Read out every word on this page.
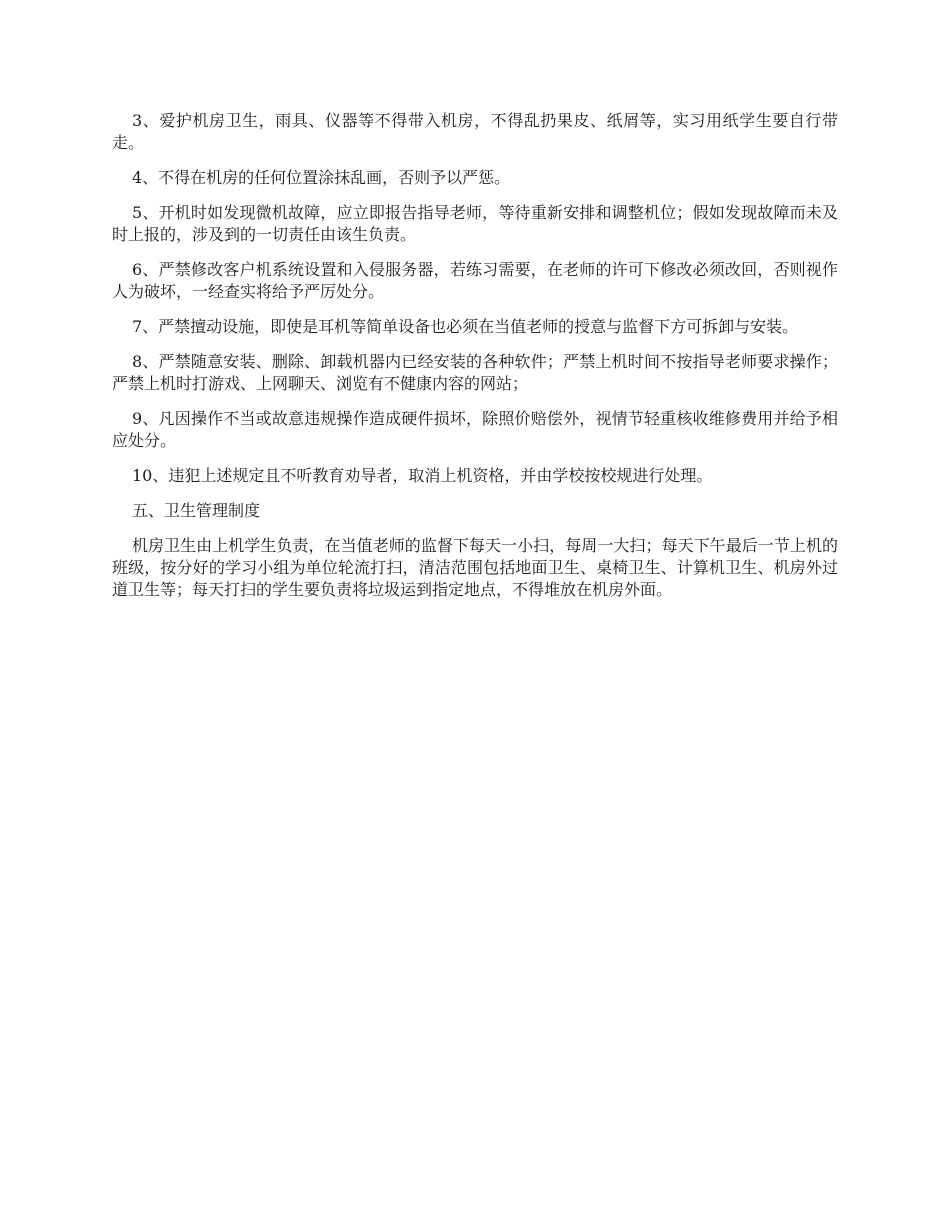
3、爱护机房卫生，雨具、仪器等不得带入机房，不得乱扔果皮、纸屑等，实习用纸学生要自行带走。

4、不得在机房的任何位置涂抹乱画，否则予以严惩。

5、开机时如发现微机故障，应立即报告指导老师，等待重新安排和调整机位；假如发现故障而未及时上报的，涉及到的一切责任由该生负责。

6、严禁修改客户机系统设置和入侵服务器，若练习需要，在老师的许可下修改必须改回，否则视作人为破坏，一经查实将给予严厉处分。

7、严禁擅动设施，即使是耳机等简单设备也必须在当值老师的授意与监督下方可拆卸与安装。

8、严禁随意安装、删除、卸载机器内已经安装的各种软件；严禁上机时间不按指导老师要求操作；严禁上机时打游戏、上网聊天、浏览有不健康内容的网站；

9、凡因操作不当或故意违规操作造成硬件损坏，除照价赔偿外，视情节轻重核收维修费用并给予相应处分。

10、违犯上述规定且不听教育劝导者，取消上机资格，并由学校按校规进行处理。

五、卫生管理制度

机房卫生由上机学生负责，在当值老师的监督下每天一小扫，每周一大扫；每天下午最后一节上机的班级，按分好的学习小组为单位轮流打扫，清洁范围包括地面卫生、桌椅卫生、计算机卫生、机房外过道卫生等；每天打扫的学生要负责将垃圾运到指定地点，不得堆放在机房外面。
■ ■ ■ ■ ■ ■ ■
Word for word, quote the full listing, omitting every picture.

# Output
Read out every word on this page.
3、爱护机房卫生，雨具、仪器等不得带入机房，不得乱扔果皮、纸屑等，实习用纸学生要自行带走。

4、不得在机房的任何位置涂抹乱画，否则予以严惩。

5、开机时如发现微机故障，应立即报告指导老师，等待重新安排和调整机位；假如发现故障而未及时上报的，涉及到的一切责任由该生负责。

6、严禁修改客户机系统设置和入侵服务器，若练习需要，在老师的许可下修改必须改回，否则视作人为破坏，一经查实将给予严厉处分。

7、严禁擅动设施，即使是耳机等简单设备也必须在当值老师的授意与监督下方可拆卸与安装。

8、严禁随意安装、删除、卸载机器内已经安装的各种软件；严禁上机时间不按指导老师要求操作；严禁上机时打游戏、上网聊天、浏览有不健康内容的网站；

9、凡因操作不当或故意违规操作造成硬件损坏，除照价赔偿外，视情节轻重核收维修费用并给予相应处分。

10、违犯上述规定且不听教育劝导者，取消上机资格，并由学校按校规进行处理。

五、卫生管理制度

机房卫生由上机学生负责，在当值老师的监督下每天一小扫，每周一大扫；每天下午最后一节上机的班级，按分好的学习小组为单位轮流打扫，清洁范围包括地面卫生、桌椅卫生、计算机卫生、机房外过道卫生等；每天打扫的学生要负责将垃圾运到指定地点，不得堆放在机房外面。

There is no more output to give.